Page excerpt |
Wherever you go, go with all your heart.
I am a child of the Universe. A traveler who enjoys the journey, yet still can be a bit incredibly impatient at times. A curious explorer and lover of cultures and the weird. A creature of un-habit. I believe nothing is impossible, and I derive energy from people, the sunshine, and the mountains. I love BIG and work, play, and hug hard. An eternal optimist, I strive to find the good in every situation and I am fascinated by human behavior.
I am a professional traveler through life. Seriously. Wait, aren't we all?! During the day in the winter months I travel with the White Circus around Euroland as the Press Officer for the U.S. Ski Team (men and women's alpine), which keeps me busy, on the road, and weird. During the day I'm also a dreamer, a mobility and movement enthusiast, a bloody mary connoisseur, a sparkle pony…and I moonlight as a superhero. I'm writing my first book of tales from around the globe “#vagablonde” and living life fully and wholly. Thank you for joining me on this journey.
Be a disruptive woman. I am.
But I’m not extraordinary. Really. I’ve never have thought of myself in this way, and I don’t think I ever will. I wear the same clothes multiple days in a row. Like, literally, right now. I’ve been wearing the same wool camp socks for the last week straight. I call it “homeless chic.” I’d like to think I just know what I like. I dream a lot. Multiple times a day. I drink too much espresso. I have a mad love for cheeseburgers. I still sleep with the blanky my grandmother made for me when I was born. My favorite color is alpenglow. I can be a handful. I’d say I’m simple…but that would be a lie. I’m not. I make mistakes. And then I learn from them. And sometimes I make mistakes twice. I am far from extraordinary.
I do, however, like to notice extraordinary things, and tackle extraordinary missions. Asked recently about how/what I create in life, my answer came quick and was quite simple, “I’d like to think my art – my superhero power – is creating connections between things and people.” What I didn’t add is that I like to make people smile...and that my favorite moments in life have been those in which I’ve witnessed a shift in someone’s facial make-up when the corners of their mouth turn up just slightly followed by a transformation of the course of their day. I love. Hard. And with my entire heart and soul. People are a source of energy for me, which is a great thing when I surround myself with positivity. Creation of something from nothing was a challenge I’d be quick to accept.

Extracted records |
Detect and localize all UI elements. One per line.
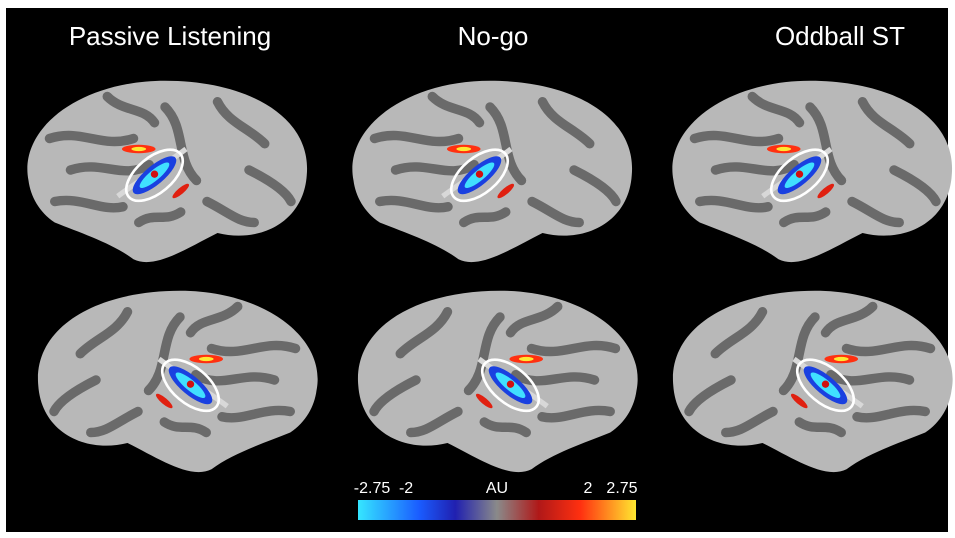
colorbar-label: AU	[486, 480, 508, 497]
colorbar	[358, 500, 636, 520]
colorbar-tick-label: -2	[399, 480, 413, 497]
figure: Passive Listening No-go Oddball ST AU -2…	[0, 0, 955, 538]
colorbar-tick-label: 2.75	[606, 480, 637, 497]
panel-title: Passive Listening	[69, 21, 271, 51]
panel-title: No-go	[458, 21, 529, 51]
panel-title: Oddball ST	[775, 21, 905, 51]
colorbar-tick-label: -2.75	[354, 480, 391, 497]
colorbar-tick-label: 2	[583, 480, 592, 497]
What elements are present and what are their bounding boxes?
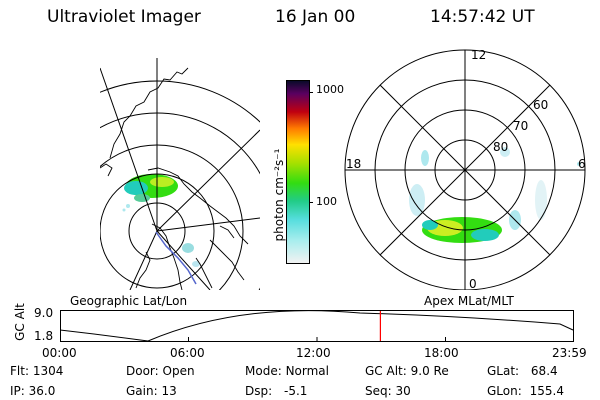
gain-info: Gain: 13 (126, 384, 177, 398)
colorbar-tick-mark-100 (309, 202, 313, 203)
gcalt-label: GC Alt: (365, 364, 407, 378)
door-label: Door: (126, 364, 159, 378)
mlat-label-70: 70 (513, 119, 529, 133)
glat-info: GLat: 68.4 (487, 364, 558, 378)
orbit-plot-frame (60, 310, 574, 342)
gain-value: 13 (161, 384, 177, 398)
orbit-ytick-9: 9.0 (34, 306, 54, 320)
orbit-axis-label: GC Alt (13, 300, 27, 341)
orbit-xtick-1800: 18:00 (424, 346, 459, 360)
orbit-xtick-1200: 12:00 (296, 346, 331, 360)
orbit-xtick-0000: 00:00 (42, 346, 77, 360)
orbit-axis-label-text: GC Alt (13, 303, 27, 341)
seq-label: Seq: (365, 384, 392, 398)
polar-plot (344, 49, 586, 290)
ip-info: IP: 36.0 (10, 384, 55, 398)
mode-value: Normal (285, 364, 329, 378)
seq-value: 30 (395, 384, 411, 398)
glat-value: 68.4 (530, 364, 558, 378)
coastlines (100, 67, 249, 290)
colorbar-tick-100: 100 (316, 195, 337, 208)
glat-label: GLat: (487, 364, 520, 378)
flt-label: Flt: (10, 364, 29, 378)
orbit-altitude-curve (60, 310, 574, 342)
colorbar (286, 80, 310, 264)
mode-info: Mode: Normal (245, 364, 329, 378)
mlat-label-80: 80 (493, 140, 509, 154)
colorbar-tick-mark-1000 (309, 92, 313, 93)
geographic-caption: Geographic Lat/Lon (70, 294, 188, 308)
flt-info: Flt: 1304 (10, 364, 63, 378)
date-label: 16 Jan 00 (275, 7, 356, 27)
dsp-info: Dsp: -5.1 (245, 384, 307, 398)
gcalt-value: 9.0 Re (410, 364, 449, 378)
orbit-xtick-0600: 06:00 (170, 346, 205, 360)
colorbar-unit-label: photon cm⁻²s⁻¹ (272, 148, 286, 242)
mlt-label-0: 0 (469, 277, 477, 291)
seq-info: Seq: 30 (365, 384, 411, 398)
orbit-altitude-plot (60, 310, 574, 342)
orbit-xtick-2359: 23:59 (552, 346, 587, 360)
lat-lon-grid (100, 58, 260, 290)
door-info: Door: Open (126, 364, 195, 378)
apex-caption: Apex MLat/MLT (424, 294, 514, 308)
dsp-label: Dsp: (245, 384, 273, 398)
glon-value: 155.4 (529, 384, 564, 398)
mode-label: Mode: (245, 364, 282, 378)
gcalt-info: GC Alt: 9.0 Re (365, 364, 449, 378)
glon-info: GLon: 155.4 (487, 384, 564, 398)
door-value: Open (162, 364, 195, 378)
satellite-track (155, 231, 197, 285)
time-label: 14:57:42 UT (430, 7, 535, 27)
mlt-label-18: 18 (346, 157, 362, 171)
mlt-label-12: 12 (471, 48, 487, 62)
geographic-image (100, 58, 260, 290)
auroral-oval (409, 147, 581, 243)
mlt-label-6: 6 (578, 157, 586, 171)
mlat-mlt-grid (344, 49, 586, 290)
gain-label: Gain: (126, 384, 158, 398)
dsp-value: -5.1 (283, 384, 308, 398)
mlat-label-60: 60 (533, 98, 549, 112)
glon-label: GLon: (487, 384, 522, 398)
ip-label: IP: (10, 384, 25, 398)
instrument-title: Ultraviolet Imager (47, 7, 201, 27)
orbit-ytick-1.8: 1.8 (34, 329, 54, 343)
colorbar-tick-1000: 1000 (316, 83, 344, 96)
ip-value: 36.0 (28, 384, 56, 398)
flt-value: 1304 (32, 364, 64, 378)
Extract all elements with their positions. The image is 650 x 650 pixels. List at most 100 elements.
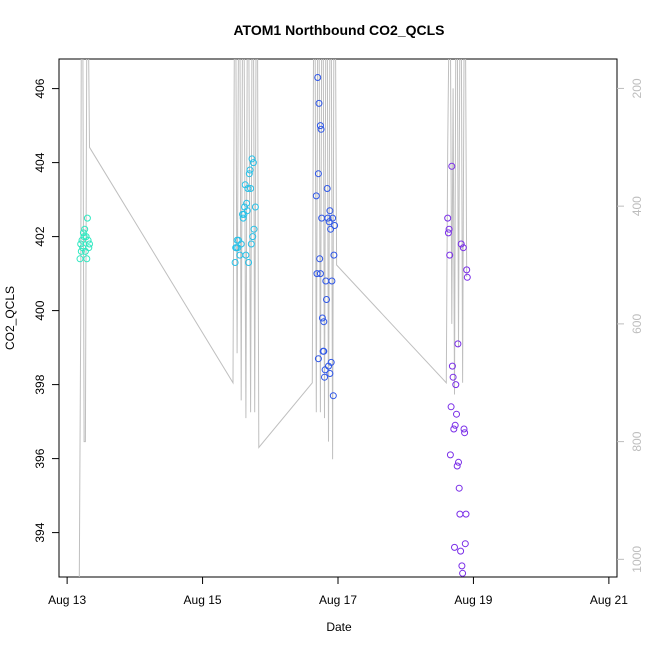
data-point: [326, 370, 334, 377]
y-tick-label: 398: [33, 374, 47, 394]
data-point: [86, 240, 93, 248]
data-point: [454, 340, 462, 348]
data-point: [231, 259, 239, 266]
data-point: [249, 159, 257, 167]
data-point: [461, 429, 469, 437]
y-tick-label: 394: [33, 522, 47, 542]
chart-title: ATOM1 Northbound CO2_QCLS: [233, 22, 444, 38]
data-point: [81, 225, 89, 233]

Problem to work on | Render this sentence from the traveler's self-description in Spanish: "People are a source of energy for me, which is a great thing when I surround myself with positivity."

Complete answer | Las personas son una fuente de energía para mí, lo cual es algo estupendo cuando me rodeo de positividad.